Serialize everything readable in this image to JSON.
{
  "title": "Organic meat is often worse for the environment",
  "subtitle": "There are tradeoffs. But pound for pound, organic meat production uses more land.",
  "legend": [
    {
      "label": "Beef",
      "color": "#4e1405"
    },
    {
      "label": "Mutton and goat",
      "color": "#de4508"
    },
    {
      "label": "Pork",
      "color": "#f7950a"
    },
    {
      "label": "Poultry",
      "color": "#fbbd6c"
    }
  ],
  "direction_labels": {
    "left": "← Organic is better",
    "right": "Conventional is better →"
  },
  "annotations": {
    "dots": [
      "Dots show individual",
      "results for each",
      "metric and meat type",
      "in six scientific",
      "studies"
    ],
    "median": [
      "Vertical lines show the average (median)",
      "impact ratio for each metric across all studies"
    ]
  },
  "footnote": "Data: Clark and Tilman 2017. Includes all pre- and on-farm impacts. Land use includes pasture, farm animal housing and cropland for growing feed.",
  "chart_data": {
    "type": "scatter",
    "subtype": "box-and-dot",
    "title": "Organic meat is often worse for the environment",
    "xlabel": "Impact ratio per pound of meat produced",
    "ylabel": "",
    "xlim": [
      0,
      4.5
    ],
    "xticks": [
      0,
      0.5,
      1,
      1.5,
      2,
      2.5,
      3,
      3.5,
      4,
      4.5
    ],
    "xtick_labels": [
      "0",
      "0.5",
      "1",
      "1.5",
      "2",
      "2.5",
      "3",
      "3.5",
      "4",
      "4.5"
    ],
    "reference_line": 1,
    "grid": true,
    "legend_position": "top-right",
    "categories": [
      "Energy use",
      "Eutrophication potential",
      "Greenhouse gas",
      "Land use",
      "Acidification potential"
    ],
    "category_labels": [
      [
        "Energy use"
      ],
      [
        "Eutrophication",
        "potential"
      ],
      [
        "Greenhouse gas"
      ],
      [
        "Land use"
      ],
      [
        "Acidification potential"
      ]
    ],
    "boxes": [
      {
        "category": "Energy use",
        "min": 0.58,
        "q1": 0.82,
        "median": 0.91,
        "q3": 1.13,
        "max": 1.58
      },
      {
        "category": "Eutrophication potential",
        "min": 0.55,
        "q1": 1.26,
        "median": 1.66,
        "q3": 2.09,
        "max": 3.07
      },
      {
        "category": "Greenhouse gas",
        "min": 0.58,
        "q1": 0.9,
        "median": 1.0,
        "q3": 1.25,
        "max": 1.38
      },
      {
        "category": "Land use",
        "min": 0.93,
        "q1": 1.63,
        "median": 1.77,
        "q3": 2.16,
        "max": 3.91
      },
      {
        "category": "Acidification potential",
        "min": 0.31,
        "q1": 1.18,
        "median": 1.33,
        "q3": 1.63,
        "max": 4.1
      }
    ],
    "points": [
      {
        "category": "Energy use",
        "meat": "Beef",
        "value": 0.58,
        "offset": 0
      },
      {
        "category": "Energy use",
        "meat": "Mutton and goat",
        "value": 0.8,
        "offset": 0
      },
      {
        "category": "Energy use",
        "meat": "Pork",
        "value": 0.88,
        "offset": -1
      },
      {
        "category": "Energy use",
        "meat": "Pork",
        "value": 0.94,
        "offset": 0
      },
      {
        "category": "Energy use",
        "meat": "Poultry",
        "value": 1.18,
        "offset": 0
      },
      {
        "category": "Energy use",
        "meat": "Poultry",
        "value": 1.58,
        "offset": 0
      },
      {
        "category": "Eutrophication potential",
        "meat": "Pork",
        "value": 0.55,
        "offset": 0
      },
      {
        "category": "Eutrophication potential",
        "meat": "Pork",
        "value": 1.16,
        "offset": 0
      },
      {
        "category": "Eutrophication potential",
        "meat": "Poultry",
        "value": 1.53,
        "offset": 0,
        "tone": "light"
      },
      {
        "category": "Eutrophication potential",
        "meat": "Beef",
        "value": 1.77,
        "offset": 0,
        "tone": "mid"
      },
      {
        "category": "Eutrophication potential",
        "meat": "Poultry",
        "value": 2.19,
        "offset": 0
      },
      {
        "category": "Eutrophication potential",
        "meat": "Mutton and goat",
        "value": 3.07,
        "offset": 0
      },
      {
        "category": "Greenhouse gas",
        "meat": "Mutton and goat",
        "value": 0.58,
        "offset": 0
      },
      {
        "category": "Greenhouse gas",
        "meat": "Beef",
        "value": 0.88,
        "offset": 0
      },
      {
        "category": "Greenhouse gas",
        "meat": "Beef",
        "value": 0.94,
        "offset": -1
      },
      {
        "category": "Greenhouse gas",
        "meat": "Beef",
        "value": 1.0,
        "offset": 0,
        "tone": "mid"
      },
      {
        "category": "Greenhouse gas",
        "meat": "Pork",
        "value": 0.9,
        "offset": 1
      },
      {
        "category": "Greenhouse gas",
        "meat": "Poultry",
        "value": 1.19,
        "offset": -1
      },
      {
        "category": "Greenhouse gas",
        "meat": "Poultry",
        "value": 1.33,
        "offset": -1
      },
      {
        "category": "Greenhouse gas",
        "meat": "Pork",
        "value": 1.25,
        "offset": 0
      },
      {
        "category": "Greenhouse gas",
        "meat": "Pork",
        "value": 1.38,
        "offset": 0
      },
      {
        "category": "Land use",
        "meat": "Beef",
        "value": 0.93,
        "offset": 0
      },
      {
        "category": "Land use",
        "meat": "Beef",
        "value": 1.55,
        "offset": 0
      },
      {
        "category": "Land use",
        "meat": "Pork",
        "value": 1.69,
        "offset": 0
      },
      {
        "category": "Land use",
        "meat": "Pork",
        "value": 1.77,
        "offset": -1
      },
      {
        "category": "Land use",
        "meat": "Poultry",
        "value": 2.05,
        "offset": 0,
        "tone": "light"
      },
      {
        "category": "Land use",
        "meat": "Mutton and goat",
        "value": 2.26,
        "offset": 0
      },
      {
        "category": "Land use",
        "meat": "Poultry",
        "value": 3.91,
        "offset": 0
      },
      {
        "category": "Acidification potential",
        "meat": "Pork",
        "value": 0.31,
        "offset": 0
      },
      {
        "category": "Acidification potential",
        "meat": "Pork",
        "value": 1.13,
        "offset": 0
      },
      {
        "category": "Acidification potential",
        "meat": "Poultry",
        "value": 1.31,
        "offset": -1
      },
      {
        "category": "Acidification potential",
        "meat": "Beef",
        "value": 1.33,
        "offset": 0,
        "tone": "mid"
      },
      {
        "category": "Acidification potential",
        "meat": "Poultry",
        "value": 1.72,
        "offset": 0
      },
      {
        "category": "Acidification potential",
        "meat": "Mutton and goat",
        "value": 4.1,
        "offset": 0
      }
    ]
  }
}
= = = =
What is required:
Exactly reproduce all of the entries above.

Output for this exercise:
Serialize everything readable in this image to JSON.
{
  "title": "Organic meat is often worse for the environment",
  "subtitle": "There are tradeoffs. But pound for pound, organic meat production uses more land.",
  "legend": [
    {
      "label": "Beef",
      "color": "#4e1405"
    },
    {
      "label": "Mutton and goat",
      "color": "#de4508"
    },
    {
      "label": "Pork",
      "color": "#f7950a"
    },
    {
      "label": "Poultry",
      "color": "#fbbd6c"
    }
  ],
  "direction_labels": {
    "left": "← Organic is better",
    "right": "Conventional is better →"
  },
  "annotations": {
    "dots": [
      "Dots show individual",
      "results for each",
      "metric and meat type",
      "in six scientific",
      "studies"
    ],
    "median": [
      "Vertical lines show the average (median)",
      "impact ratio for each metric across all studies"
    ]
  },
  "footnote": "Data: Clark and Tilman 2017. Includes all pre- and on-farm impacts. Land use includes pasture, farm animal housing and cropland for growing feed.",
  "chart_data": {
    "type": "scatter",
    "subtype": "box-and-dot",
    "title": "Organic meat is often worse for the environment",
    "xlabel": "Impact ratio per pound of meat produced",
    "ylabel": "",
    "xlim": [
      0,
      4.5
    ],
    "xticks": [
      0,
      0.5,
      1,
      1.5,
      2,
      2.5,
      3,
      3.5,
      4,
      4.5
    ],
    "xtick_labels": [
      "0",
      "0.5",
      "1",
      "1.5",
      "2",
      "2.5",
      "3",
      "3.5",
      "4",
      "4.5"
    ],
    "reference_line": 1,
    "grid": true,
    "legend_position": "top-right",
    "categories": [
      "Energy use",
      "Eutrophication potential",
      "Greenhouse gas",
      "Land use",
      "Acidification potential"
    ],
    "category_labels": [
      [
        "Energy use"
      ],
      [
        "Eutrophication",
        "potential"
      ],
      [
        "Greenhouse gas"
      ],
      [
        "Land use"
      ],
      [
        "Acidification potential"
      ]
    ],
    "boxes": [
      {
        "category": "Energy use",
        "min": 0.58,
        "q1": 0.82,
        "median": 0.91,
        "q3": 1.13,
        "max": 1.58
      },
      {
        "category": "Eutrophication potential",
        "min": 0.55,
        "q1": 1.26,
        "median": 1.66,
        "q3": 2.09,
        "max": 3.07
      },
      {
        "category": "Greenhouse gas",
        "min": 0.58,
        "q1": 0.9,
        "median": 1.0,
        "q3": 1.25,
        "max": 1.38
      },
      {
        "category": "Land use",
        "min": 0.93,
        "q1": 1.63,
        "median": 1.77,
        "q3": 2.16,
        "max": 3.91
      },
      {
        "category": "Acidification potential",
        "min": 0.31,
        "q1": 1.18,
        "median": 1.33,
        "q3": 1.63,
        "max": 4.1
      }
    ],
    "points": [
      {
        "category": "Energy use",
        "meat": "Beef",
        "value": 0.58,
        "offset": 0
      },
      {
        "category": "Energy use",
        "meat": "Mutton and goat",
        "value": 0.8,
        "offset": 0
      },
      {
        "category": "Energy use",
        "meat": "Pork",
        "value": 0.88,
        "offset": -1
      },
      {
        "category": "Energy use",
        "meat": "Pork",
        "value": 0.94,
        "offset": 0
      },
      {
        "category": "Energy use",
        "meat": "Poultry",
        "value": 1.18,
        "offset": 0
      },
      {
        "category": "Energy use",
        "meat": "Poultry",
        "value": 1.58,
        "offset": 0
      },
      {
        "category": "Eutrophication potential",
        "meat": "Pork",
        "value": 0.55,
        "offset": 0
      },
      {
        "category": "Eutrophication potential",
        "meat": "Pork",
        "value": 1.16,
        "offset": 0
      },
      {
        "category": "Eutrophication potential",
        "meat": "Poultry",
        "value": 1.53,
        "offset": 0,
        "tone": "light"
      },
      {
        "category": "Eutrophication potential",
        "meat": "Beef",
        "value": 1.77,
        "offset": 0,
        "tone": "mid"
      },
      {
        "category": "Eutrophication potential",
        "meat": "Poultry",
        "value": 2.19,
        "offset": 0
      },
      {
        "category": "Eutrophication potential",
        "meat": "Mutton and goat",
        "value": 3.07,
        "offset": 0
      },
      {
        "category": "Greenhouse gas",
        "meat": "Mutton and goat",
        "value": 0.58,
        "offset": 0
      },
      {
        "category": "Greenhouse gas",
        "meat": "Beef",
        "value": 0.88,
        "offset": 0
      },
      {
        "category": "Greenhouse gas",
        "meat": "Beef",
        "value": 0.94,
        "offset": -1
      },
      {
        "category": "Greenhouse gas",
        "meat": "Beef",
        "value": 1.0,
        "offset": 0,
        "tone": "mid"
      },
      {
        "category": "Greenhouse gas",
        "meat": "Pork",
        "value": 0.9,
        "offset": 1
      },
      {
        "category": "Greenhouse gas",
        "meat": "Poultry",
        "value": 1.19,
        "offset": -1
      },
      {
        "category": "Greenhouse gas",
        "meat": "Poultry",
        "value": 1.33,
        "offset": -1
      },
      {
        "category": "Greenhouse gas",
        "meat": "Pork",
        "value": 1.25,
        "offset": 0
      },
      {
        "category": "Greenhouse gas",
        "meat": "Pork",
        "value": 1.38,
        "offset": 0
      },
      {
        "category": "Land use",
        "meat": "Beef",
        "value": 0.93,
        "offset": 0
      },
      {
        "category": "Land use",
        "meat": "Beef",
        "value": 1.55,
        "offset": 0
      },
      {
        "category": "Land use",
        "meat": "Pork",
        "value": 1.69,
        "offset": 0
      },
      {
        "category": "Land use",
        "meat": "Pork",
        "value": 1.77,
        "offset": -1
      },
      {
        "category": "Land use",
        "meat": "Poultry",
        "value": 2.05,
        "offset": 0,
        "tone": "light"
      },
      {
        "category": "Land use",
        "meat": "Mutton and goat",
        "value": 2.26,
        "offset": 0
      },
      {
        "category": "Land use",
        "meat": "Poultry",
        "value": 3.91,
        "offset": 0
      },
      {
        "category": "Acidification potential",
        "meat": "Pork",
        "value": 0.31,
        "offset": 0
      },
      {
        "category": "Acidification potential",
        "meat": "Pork",
        "value": 1.13,
        "offset": 0
      },
      {
        "category": "Acidification potential",
        "meat": "Poultry",
        "value": 1.31,
        "offset": -1
      },
      {
        "category": "Acidification potential",
        "meat": "Beef",
        "value": 1.33,
        "offset": 0,
        "tone": "mid"
      },
      {
        "category": "Acidification potential",
        "meat": "Poultry",
        "value": 1.72,
        "offset": 0
      },
      {
        "category": "Acidification potential",
        "meat": "Mutton and goat",
        "value": 4.1,
        "offset": 0
      }
    ]
  }
}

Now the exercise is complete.